Task statement » Find the string "hűtve" and gather every line that holds it.

>>

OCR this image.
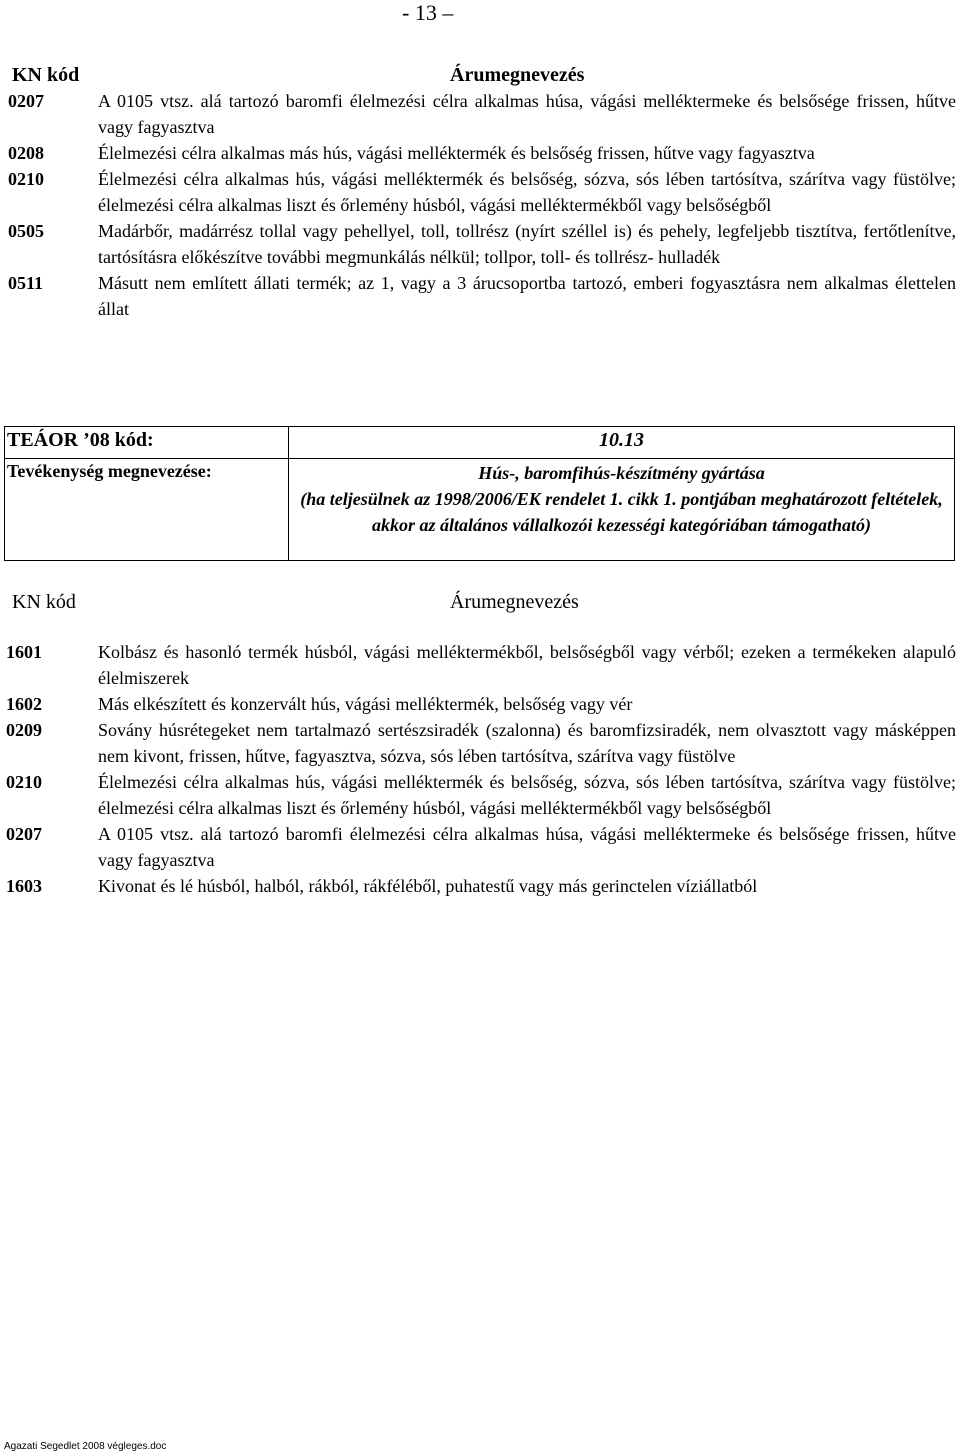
- 13 –
KN kód	Árumegnevezés
0207	A 0105 vtsz. alá tartozó baromfi élelmezési célra alkalmas húsa, vágási melléktermeke és belsősége frissen, hűtve vagy fagyasztva
0208	Élelmezési célra alkalmas más hús, vágási melléktermék és belsőség frissen, hűtve vagy fagyasztva
0210	Élelmezési célra alkalmas hús, vágási melléktermék és belsőség, sózva, sós lében tartósítva, szárítva vagy füstölve; élelmezési célra alkalmas liszt és őrlemény húsból, vágási melléktermékből vagy belsőségből
0505	Madárbőr, madárrész tollal vagy pehellyel, toll, tollrész (nyírt széllel is) és pehely, legfeljebb tisztítva, fertőtlenítve, tartósításra előkészítve további megmunkálás nélkül; tollpor, toll- és tollrész- hulladék
0511	Másutt nem említett állati termék; az 1, vagy a 3 árucsoportba tartozó, emberi fogyasztásra nem alkalmas élettelen állat
TEÁOR ’08 kód:	10.13
Tevékenység megnevezése:	Hús-, baromfihús-készítmény gyártása
(ha teljesülnek az 1998/2006/EK rendelet 1. cikk 1. pontjában meghatározott feltételek, akkor az általános vállalkozói kezességi kategóriában támogatható)
KN kód	Árumegnevezés
1601	Kolbász és hasonló termék húsból, vágási melléktermékből, belsőségből vagy vérből; ezeken a termékeken alapuló élelmiszerek
1602	Más elkészített és konzervált hús, vágási melléktermék, belsőség vagy vér
0209	Sovány húsrétegeket nem tartalmazó sertészsiradék (szalonna) és baromfizsiradék, nem olvasztott vagy másképpen nem kivont, frissen, hűtve, fagyasztva, sózva, sós lében tartósítva, szárítva vagy füstölve
0210	Élelmezési célra alkalmas hús, vágási melléktermék és belsőség, sózva, sós lében tartósítva, szárítva vagy füstölve; élelmezési célra alkalmas liszt és őrlemény húsból, vágási melléktermékből vagy belsőségből
0207	A 0105 vtsz. alá tartozó baromfi élelmezési célra alkalmas húsa, vágási melléktermeke és belsősége frissen, hűtve vagy fagyasztva
1603	Kivonat és lé húsból, halból, rákból, rákféléből, puhatestű vagy más gerinctelen víziállatból
Agazati Segedlet 2008 végleges.doc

<<

Response for this exercise »
0207	A 0105 vtsz. alá tartozó baromfi élelmezési célra alkalmas húsa, vágási melléktermeke és belsősége frissen, hűtve vagy fagyasztva
0208	Élelmezési célra alkalmas más hús, vágási melléktermék és belsőség frissen, hűtve vagy fagyasztva
0209	Sovány húsrétegeket nem tartalmazó sertészsiradék (szalonna) és baromfizsiradék, nem olvasztott vagy másképpen nem kivont, frissen, hűtve, fagyasztva, sózva, sós lében tartósítva, szárítva vagy füstölve
0207	A 0105 vtsz. alá tartozó baromfi élelmezési célra alkalmas húsa, vágási melléktermeke és belsősége frissen, hűtve vagy fagyasztva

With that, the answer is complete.